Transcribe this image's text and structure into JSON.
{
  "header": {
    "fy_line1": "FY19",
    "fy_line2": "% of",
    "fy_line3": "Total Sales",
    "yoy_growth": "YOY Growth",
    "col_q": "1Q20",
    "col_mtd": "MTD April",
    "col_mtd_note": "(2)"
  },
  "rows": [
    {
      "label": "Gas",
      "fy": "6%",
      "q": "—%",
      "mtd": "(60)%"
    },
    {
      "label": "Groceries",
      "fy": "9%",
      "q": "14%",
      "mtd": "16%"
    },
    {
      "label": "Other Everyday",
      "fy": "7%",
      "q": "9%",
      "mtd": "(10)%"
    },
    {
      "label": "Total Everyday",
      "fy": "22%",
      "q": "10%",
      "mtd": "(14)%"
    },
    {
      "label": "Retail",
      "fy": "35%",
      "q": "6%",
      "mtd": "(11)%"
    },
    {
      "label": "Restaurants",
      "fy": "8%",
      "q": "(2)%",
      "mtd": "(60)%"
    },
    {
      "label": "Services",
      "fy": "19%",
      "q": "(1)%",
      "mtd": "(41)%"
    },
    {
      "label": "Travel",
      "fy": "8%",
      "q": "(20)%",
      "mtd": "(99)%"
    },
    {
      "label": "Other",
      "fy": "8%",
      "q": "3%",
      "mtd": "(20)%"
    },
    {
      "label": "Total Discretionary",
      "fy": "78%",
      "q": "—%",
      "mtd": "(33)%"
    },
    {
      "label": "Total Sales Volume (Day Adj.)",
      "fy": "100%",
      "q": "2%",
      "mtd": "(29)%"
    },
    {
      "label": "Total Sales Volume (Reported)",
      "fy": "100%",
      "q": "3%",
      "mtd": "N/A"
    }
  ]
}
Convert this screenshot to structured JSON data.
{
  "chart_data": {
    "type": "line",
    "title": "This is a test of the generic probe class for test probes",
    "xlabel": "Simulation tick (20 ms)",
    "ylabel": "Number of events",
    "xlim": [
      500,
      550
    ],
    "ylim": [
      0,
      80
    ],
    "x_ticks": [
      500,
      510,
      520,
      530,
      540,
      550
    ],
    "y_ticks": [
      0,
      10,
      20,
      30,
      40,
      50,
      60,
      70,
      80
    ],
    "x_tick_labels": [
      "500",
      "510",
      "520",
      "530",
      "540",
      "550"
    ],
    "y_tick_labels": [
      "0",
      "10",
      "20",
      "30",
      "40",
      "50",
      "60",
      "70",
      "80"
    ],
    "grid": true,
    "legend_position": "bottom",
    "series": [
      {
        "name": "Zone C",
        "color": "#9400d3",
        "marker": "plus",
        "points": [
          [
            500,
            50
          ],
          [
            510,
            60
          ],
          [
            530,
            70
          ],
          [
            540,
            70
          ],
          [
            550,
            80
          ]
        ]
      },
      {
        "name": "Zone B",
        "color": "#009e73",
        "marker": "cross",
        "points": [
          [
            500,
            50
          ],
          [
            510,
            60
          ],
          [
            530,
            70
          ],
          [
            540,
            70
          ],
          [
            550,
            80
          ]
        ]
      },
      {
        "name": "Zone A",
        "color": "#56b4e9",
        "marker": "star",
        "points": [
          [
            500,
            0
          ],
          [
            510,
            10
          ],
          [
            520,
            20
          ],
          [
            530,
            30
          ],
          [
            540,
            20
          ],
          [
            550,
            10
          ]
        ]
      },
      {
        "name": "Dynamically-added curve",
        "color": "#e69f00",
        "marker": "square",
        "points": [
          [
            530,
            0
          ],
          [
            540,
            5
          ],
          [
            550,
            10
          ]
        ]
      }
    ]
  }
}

Task objective. Quote the entire listing above exactly.

Exercise response.
Transcribe this image's text and structure into JSON.
{
  "header": {
    "fy_line1": "FY19",
    "fy_line2": "% of",
    "fy_line3": "Total Sales",
    "yoy_growth": "YOY Growth",
    "col_q": "1Q20",
    "col_mtd": "MTD April",
    "col_mtd_note": "(2)"
  },
  "rows": [
    {
      "label": "Gas",
      "fy": "6%",
      "q": "—%",
      "mtd": "(60)%"
    },
    {
      "label": "Groceries",
      "fy": "9%",
      "q": "14%",
      "mtd": "16%"
    },
    {
      "label": "Other Everyday",
      "fy": "7%",
      "q": "9%",
      "mtd": "(10)%"
    },
    {
      "label": "Total Everyday",
      "fy": "22%",
      "q": "10%",
      "mtd": "(14)%"
    },
    {
      "label": "Retail",
      "fy": "35%",
      "q": "6%",
      "mtd": "(11)%"
    },
    {
      "label": "Restaurants",
      "fy": "8%",
      "q": "(2)%",
      "mtd": "(60)%"
    },
    {
      "label": "Services",
      "fy": "19%",
      "q": "(1)%",
      "mtd": "(41)%"
    },
    {
      "label": "Travel",
      "fy": "8%",
      "q": "(20)%",
      "mtd": "(99)%"
    },
    {
      "label": "Other",
      "fy": "8%",
      "q": "3%",
      "mtd": "(20)%"
    },
    {
      "label": "Total Discretionary",
      "fy": "78%",
      "q": "—%",
      "mtd": "(33)%"
    },
    {
      "label": "Total Sales Volume (Day Adj.)",
      "fy": "100%",
      "q": "2%",
      "mtd": "(29)%"
    },
    {
      "label": "Total Sales Volume (Reported)",
      "fy": "100%",
      "q": "3%",
      "mtd": "N/A"
    }
  ]
}
Convert this screenshot to structured JSON data.
{
  "chart_data": {
    "type": "line",
    "title": "This is a test of the generic probe class for test probes",
    "xlabel": "Simulation tick (20 ms)",
    "ylabel": "Number of events",
    "xlim": [
      500,
      550
    ],
    "ylim": [
      0,
      80
    ],
    "x_ticks": [
      500,
      510,
      520,
      530,
      540,
      550
    ],
    "y_ticks": [
      0,
      10,
      20,
      30,
      40,
      50,
      60,
      70,
      80
    ],
    "x_tick_labels": [
      "500",
      "510",
      "520",
      "530",
      "540",
      "550"
    ],
    "y_tick_labels": [
      "0",
      "10",
      "20",
      "30",
      "40",
      "50",
      "60",
      "70",
      "80"
    ],
    "grid": true,
    "legend_position": "bottom",
    "series": [
      {
        "name": "Zone C",
        "color": "#9400d3",
        "marker": "plus",
        "points": [
          [
            500,
            50
          ],
          [
            510,
            60
          ],
          [
            530,
            70
          ],
          [
            540,
            70
          ],
          [
            550,
            80
          ]
        ]
      },
      {
        "name": "Zone B",
        "color": "#009e73",
        "marker": "cross",
        "points": [
          [
            500,
            50
          ],
          [
            510,
            60
          ],
          [
            530,
            70
          ],
          [
            540,
            70
          ],
          [
            550,
            80
          ]
        ]
      },
      {
        "name": "Zone A",
        "color": "#56b4e9",
        "marker": "star",
        "points": [
          [
            500,
            0
          ],
          [
            510,
            10
          ],
          [
            520,
            20
          ],
          [
            530,
            30
          ],
          [
            540,
            20
          ],
          [
            550,
            10
          ]
        ]
      },
      {
        "name": "Dynamically-added curve",
        "color": "#e69f00",
        "marker": "square",
        "points": [
          [
            530,
            0
          ],
          [
            540,
            5
          ],
          [
            550,
            10
          ]
        ]
      }
    ]
  }
}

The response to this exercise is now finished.